(Stored data)
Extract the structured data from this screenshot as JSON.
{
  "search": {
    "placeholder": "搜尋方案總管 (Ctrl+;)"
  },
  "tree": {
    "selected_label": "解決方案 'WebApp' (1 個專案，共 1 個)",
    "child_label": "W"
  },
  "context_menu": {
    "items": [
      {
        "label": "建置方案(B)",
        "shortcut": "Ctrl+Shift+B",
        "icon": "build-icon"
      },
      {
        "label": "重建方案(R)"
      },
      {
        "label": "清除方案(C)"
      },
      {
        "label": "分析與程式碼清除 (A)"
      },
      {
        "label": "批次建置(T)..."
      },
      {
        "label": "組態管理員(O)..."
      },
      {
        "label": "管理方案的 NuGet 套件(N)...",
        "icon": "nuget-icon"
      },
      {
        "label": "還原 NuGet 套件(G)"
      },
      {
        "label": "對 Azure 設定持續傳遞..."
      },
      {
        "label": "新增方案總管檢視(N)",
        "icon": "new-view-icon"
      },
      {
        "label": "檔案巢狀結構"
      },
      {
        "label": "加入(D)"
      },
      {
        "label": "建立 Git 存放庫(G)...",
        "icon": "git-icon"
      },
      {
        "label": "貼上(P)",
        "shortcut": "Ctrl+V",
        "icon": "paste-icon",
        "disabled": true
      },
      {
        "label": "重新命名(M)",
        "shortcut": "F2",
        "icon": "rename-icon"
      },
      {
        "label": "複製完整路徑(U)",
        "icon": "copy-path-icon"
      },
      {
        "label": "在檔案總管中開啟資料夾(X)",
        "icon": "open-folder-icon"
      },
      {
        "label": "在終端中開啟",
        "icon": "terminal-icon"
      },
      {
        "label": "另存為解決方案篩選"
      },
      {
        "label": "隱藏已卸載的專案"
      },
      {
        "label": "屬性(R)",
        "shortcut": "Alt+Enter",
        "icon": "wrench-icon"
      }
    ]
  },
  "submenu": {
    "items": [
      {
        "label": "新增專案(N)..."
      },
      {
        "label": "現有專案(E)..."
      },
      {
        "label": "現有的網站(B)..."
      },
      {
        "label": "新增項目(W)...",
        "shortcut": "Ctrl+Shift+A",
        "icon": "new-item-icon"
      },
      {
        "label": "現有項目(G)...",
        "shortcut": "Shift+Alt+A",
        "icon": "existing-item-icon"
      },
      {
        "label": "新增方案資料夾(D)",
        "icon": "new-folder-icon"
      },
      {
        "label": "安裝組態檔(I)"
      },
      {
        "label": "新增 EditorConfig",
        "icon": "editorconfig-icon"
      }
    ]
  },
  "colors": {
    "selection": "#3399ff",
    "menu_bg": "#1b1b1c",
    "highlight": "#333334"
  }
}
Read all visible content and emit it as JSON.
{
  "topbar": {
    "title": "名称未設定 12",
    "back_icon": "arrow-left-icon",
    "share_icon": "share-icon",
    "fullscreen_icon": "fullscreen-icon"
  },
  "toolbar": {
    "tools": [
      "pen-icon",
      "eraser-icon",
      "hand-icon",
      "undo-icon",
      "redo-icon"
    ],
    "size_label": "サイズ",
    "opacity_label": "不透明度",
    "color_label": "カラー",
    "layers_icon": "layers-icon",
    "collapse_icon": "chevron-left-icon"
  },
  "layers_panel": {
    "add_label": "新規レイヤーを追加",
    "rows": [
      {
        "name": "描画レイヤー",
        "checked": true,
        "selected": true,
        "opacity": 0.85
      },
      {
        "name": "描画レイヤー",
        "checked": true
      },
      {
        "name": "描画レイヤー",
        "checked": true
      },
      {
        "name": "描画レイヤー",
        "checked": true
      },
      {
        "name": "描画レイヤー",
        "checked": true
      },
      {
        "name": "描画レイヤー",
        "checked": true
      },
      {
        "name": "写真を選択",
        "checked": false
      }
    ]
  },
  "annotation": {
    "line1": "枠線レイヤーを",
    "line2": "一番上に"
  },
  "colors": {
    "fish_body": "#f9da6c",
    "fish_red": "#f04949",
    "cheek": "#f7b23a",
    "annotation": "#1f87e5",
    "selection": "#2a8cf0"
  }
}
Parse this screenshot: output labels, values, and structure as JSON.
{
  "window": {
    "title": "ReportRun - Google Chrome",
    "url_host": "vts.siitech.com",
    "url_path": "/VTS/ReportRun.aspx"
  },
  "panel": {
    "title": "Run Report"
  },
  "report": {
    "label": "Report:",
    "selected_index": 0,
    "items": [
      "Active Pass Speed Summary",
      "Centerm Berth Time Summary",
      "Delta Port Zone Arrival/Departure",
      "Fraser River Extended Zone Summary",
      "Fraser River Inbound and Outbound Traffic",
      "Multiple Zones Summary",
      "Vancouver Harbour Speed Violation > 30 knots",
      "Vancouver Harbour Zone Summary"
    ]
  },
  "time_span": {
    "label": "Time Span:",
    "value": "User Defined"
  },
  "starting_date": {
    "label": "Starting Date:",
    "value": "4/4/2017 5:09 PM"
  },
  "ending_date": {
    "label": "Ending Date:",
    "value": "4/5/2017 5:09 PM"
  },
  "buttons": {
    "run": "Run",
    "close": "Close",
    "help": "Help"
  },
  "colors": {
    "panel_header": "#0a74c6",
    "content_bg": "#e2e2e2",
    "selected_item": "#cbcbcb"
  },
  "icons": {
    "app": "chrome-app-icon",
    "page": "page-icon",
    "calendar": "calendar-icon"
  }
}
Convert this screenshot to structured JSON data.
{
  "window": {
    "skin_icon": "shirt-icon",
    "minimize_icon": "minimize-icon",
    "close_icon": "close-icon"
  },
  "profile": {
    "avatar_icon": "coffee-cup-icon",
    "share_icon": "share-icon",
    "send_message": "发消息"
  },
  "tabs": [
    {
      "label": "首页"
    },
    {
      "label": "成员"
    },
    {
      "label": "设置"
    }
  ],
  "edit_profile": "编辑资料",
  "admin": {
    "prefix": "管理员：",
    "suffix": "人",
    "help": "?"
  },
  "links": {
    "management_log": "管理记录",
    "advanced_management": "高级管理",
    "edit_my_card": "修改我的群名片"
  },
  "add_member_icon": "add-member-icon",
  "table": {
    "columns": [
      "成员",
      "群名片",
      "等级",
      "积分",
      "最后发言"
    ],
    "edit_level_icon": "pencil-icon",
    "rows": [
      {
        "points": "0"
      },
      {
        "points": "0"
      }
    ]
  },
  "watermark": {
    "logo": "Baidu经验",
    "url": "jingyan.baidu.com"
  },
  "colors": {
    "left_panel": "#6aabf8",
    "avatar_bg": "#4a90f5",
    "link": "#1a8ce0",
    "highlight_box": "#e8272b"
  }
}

_Brief_
Repeat only the stretch of lines that opens with the line containing "Convert this screenshot" and closes with the final line of the entries, both included, exactly as written.

_Written response_
Convert this screenshot to structured JSON data.
{
  "window": {
    "skin_icon": "shirt-icon",
    "minimize_icon": "minimize-icon",
    "close_icon": "close-icon"
  },
  "profile": {
    "avatar_icon": "coffee-cup-icon",
    "share_icon": "share-icon",
    "send_message": "发消息"
  },
  "tabs": [
    {
      "label": "首页"
    },
    {
      "label": "成员"
    },
    {
      "label": "设置"
    }
  ],
  "edit_profile": "编辑资料",
  "admin": {
    "prefix": "管理员：",
    "suffix": "人",
    "help": "?"
  },
  "links": {
    "management_log": "管理记录",
    "advanced_management": "高级管理",
    "edit_my_card": "修改我的群名片"
  },
  "add_member_icon": "add-member-icon",
  "table": {
    "columns": [
      "成员",
      "群名片",
      "等级",
      "积分",
      "最后发言"
    ],
    "edit_level_icon": "pencil-icon",
    "rows": [
      {
        "points": "0"
      },
      {
        "points": "0"
      }
    ]
  },
  "watermark": {
    "logo": "Baidu经验",
    "url": "jingyan.baidu.com"
  },
  "colors": {
    "left_panel": "#6aabf8",
    "avatar_bg": "#4a90f5",
    "link": "#1a8ce0",
    "highlight_box": "#e8272b"
  }
}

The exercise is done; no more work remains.